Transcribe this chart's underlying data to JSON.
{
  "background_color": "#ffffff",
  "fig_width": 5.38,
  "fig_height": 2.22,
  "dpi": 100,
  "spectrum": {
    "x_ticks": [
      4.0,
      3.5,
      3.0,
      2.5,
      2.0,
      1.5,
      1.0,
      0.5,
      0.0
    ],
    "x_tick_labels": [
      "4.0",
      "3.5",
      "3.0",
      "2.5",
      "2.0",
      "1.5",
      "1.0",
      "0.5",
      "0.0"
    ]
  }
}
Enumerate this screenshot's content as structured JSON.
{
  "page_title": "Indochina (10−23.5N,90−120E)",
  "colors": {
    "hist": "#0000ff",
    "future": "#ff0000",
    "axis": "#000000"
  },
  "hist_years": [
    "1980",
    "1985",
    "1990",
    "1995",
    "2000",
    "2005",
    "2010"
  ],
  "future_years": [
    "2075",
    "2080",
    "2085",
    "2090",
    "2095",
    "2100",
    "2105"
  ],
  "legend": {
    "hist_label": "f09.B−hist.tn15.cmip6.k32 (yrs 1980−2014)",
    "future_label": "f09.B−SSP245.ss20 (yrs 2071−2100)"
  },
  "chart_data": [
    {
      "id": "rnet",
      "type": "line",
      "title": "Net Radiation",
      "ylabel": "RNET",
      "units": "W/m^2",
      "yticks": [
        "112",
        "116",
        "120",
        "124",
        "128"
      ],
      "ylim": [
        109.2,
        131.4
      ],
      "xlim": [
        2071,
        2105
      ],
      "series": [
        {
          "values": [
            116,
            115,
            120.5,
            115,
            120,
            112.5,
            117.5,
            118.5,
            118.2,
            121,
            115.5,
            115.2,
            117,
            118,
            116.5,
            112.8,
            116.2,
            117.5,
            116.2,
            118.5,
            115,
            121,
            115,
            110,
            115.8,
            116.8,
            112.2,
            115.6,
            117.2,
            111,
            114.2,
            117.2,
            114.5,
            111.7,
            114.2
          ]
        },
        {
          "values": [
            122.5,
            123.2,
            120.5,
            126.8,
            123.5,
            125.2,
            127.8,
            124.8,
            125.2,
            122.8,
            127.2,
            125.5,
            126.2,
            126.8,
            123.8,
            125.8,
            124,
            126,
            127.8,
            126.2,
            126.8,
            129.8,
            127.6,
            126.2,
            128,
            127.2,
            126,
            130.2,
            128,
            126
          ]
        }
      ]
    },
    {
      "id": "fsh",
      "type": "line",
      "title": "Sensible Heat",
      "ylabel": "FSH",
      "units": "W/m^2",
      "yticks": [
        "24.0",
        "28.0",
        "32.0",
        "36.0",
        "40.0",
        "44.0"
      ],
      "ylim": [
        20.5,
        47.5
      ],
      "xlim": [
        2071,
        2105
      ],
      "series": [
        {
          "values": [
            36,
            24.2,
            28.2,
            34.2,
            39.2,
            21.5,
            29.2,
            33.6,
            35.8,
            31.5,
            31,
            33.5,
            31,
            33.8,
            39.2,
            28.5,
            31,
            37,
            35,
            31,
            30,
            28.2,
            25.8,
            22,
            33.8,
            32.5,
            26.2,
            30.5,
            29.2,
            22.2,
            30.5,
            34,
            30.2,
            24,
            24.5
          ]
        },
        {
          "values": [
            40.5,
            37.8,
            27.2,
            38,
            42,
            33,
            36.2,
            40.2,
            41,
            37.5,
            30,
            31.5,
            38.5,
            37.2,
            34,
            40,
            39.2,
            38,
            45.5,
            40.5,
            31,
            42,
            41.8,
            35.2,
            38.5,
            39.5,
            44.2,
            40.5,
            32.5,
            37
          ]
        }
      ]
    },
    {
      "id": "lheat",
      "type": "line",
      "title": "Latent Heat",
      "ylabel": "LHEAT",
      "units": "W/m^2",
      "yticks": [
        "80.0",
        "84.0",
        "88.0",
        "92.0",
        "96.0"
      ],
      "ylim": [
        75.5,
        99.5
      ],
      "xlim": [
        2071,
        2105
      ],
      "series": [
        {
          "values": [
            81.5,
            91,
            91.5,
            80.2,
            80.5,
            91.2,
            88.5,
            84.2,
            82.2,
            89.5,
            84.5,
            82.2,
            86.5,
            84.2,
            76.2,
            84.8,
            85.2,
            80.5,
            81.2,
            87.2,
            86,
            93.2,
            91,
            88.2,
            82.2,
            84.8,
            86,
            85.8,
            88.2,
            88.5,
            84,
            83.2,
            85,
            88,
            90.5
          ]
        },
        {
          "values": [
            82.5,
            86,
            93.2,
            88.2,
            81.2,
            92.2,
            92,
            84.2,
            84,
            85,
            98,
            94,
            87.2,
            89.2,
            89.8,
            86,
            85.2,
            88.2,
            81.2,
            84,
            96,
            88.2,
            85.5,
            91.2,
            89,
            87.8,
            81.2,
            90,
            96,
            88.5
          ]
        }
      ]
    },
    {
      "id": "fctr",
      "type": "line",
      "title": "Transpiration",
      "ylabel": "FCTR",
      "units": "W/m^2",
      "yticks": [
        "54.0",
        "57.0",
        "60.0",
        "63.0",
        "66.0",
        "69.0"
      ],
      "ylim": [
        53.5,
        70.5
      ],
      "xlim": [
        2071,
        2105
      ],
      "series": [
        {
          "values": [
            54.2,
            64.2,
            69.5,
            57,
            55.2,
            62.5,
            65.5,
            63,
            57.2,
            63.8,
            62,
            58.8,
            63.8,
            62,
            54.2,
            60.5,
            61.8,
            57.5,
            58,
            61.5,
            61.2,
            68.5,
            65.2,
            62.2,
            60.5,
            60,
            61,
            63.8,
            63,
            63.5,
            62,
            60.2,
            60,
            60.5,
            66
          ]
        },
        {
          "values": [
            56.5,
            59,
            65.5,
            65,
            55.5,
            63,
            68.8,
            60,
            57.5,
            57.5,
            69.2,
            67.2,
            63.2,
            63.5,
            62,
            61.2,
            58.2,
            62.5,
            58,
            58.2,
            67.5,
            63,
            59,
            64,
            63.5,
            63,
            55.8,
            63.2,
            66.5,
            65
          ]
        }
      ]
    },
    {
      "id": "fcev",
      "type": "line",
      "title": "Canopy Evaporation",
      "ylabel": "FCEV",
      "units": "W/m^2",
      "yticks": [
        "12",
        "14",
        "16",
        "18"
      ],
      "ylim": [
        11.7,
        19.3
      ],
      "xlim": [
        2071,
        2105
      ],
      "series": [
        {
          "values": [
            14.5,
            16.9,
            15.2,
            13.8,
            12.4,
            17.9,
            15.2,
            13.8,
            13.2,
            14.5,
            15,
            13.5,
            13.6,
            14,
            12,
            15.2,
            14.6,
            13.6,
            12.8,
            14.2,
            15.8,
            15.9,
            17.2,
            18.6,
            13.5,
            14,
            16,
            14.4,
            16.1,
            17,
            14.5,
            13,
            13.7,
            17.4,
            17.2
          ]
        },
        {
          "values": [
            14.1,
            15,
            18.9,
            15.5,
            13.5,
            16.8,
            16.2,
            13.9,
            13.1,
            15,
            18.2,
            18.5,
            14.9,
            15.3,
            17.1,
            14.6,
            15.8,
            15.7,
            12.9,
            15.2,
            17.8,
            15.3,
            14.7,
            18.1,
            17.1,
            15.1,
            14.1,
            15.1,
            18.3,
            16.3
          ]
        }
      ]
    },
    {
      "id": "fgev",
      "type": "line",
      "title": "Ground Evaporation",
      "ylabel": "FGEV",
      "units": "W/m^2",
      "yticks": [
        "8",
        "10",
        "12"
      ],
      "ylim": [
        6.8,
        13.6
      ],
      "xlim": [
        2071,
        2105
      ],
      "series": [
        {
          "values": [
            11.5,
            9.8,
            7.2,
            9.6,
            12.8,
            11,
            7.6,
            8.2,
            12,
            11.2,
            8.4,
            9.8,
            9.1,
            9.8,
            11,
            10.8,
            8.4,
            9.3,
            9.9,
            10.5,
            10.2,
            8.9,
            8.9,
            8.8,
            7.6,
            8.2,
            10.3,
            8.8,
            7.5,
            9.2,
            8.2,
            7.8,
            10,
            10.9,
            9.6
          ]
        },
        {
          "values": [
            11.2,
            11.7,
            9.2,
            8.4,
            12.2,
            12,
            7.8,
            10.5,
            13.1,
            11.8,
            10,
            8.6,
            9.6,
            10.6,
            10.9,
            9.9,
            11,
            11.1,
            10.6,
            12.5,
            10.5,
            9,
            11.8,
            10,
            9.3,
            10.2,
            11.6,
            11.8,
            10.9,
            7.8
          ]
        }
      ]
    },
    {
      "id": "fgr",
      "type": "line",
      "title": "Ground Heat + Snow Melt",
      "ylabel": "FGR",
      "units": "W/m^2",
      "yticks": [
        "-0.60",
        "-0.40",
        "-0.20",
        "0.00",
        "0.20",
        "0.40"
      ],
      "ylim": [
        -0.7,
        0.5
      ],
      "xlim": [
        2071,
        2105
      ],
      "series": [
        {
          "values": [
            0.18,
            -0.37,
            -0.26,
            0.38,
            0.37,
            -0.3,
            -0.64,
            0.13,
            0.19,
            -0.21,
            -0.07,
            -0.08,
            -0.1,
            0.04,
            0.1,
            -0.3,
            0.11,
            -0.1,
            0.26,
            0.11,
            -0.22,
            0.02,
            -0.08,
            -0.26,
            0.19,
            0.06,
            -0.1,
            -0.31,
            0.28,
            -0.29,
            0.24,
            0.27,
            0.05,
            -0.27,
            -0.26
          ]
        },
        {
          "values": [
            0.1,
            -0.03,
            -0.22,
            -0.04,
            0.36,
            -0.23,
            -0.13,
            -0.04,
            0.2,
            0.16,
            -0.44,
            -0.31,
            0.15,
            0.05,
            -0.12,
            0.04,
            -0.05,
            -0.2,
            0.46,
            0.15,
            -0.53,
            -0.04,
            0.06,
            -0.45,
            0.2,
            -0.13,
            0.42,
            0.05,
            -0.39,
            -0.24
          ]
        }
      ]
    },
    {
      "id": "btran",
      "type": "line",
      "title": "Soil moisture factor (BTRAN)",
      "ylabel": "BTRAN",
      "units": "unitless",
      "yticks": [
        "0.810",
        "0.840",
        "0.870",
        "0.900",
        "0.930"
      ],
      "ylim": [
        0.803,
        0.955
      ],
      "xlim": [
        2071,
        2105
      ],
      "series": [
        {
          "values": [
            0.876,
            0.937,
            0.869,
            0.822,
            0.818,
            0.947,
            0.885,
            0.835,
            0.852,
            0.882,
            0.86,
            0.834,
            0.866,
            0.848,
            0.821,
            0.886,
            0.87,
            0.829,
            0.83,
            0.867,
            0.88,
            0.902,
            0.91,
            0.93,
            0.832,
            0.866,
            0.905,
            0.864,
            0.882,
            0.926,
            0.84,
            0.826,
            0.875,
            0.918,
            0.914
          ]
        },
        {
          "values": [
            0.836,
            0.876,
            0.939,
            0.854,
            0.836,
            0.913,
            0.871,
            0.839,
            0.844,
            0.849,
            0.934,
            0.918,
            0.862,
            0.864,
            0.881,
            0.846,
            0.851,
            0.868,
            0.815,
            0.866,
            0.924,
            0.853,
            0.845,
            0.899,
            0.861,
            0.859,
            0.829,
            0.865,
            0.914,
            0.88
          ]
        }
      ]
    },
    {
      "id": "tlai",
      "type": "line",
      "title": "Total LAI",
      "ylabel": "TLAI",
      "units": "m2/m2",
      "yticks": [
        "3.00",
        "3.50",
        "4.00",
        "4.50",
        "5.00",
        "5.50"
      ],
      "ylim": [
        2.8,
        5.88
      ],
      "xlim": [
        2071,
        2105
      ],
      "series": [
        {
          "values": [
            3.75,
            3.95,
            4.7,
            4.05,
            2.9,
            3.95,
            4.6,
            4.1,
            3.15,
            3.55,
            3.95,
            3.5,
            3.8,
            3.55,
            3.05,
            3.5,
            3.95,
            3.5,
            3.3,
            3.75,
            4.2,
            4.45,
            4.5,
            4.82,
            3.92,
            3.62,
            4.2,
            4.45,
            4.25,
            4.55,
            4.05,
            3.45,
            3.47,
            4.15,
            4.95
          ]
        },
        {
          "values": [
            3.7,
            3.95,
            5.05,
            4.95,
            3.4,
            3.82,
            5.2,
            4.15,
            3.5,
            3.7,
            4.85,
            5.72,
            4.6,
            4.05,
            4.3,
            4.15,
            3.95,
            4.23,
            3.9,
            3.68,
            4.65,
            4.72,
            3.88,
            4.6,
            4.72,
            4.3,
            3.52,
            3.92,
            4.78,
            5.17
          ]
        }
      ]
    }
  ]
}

++++++++

Pull out all lines containing "Evaporation".

      "title": "Canopy Evaporation",
      "title": "Ground Evaporation",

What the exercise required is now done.